EXERCISE TASK: Leave out the images; return the rest of the data exactly.
--- START ENTRIES SUPPLIED ---
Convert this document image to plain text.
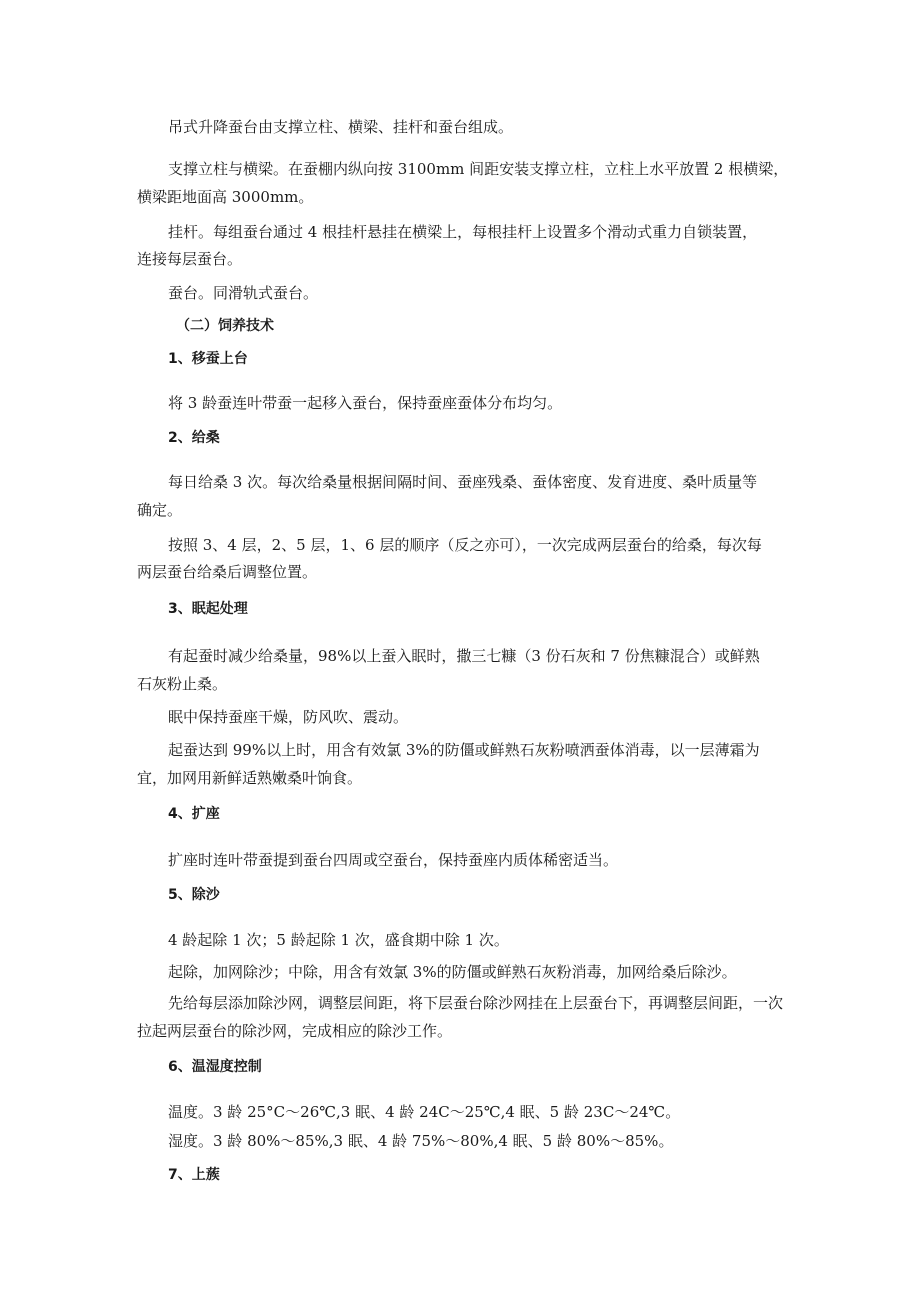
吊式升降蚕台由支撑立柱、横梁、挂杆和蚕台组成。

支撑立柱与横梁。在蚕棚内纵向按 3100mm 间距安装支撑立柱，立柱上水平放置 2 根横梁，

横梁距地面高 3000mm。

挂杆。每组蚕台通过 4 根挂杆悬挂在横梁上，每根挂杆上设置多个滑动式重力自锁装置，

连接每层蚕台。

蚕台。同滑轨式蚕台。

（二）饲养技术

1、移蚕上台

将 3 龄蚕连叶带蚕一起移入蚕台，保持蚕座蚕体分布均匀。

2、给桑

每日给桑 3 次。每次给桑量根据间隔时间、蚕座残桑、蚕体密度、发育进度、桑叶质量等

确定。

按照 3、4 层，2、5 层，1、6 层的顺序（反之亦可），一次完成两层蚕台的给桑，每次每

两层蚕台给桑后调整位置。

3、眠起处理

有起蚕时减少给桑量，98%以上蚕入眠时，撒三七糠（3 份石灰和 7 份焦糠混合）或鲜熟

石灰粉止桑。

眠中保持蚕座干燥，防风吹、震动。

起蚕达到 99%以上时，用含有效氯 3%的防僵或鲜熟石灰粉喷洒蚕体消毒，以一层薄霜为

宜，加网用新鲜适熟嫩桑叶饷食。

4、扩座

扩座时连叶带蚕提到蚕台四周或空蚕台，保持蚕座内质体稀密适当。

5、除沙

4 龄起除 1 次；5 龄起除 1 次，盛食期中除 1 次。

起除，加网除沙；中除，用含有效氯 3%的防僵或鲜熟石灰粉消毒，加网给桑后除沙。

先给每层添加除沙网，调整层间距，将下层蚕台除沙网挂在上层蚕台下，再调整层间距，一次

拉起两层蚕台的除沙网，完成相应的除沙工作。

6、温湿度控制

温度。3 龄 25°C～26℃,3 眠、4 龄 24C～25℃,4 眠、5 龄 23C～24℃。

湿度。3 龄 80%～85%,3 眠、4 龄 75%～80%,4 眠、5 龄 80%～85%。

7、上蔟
--- END ENTRIES SUPPLIED ---
REPLY TO THE EXERCISE:
Convert this document image to plain text.
吊式升降蚕台由支撑立柱、横梁、挂杆和蚕台组成。

支撑立柱与横梁。在蚕棚内纵向按 3100mm 间距安装支撑立柱，立柱上水平放置 2 根横梁，

横梁距地面高 3000mm。

挂杆。每组蚕台通过 4 根挂杆悬挂在横梁上，每根挂杆上设置多个滑动式重力自锁装置，

连接每层蚕台。

蚕台。同滑轨式蚕台。

（二）饲养技术

1、移蚕上台

将 3 龄蚕连叶带蚕一起移入蚕台，保持蚕座蚕体分布均匀。

2、给桑

每日给桑 3 次。每次给桑量根据间隔时间、蚕座残桑、蚕体密度、发育进度、桑叶质量等

确定。

按照 3、4 层，2、5 层，1、6 层的顺序（反之亦可），一次完成两层蚕台的给桑，每次每

两层蚕台给桑后调整位置。

3、眠起处理

有起蚕时减少给桑量，98%以上蚕入眠时，撒三七糠（3 份石灰和 7 份焦糠混合）或鲜熟

石灰粉止桑。

眠中保持蚕座干燥，防风吹、震动。

起蚕达到 99%以上时，用含有效氯 3%的防僵或鲜熟石灰粉喷洒蚕体消毒，以一层薄霜为

宜，加网用新鲜适熟嫩桑叶饷食。

4、扩座

扩座时连叶带蚕提到蚕台四周或空蚕台，保持蚕座内质体稀密适当。

5、除沙

4 龄起除 1 次；5 龄起除 1 次，盛食期中除 1 次。

起除，加网除沙；中除，用含有效氯 3%的防僵或鲜熟石灰粉消毒，加网给桑后除沙。

先给每层添加除沙网，调整层间距，将下层蚕台除沙网挂在上层蚕台下，再调整层间距，一次

拉起两层蚕台的除沙网，完成相应的除沙工作。

6、温湿度控制

温度。3 龄 25°C～26℃,3 眠、4 龄 24C～25℃,4 眠、5 龄 23C～24℃。

湿度。3 龄 80%～85%,3 眠、4 龄 75%～80%,4 眠、5 龄 80%～85%。

7、上蔟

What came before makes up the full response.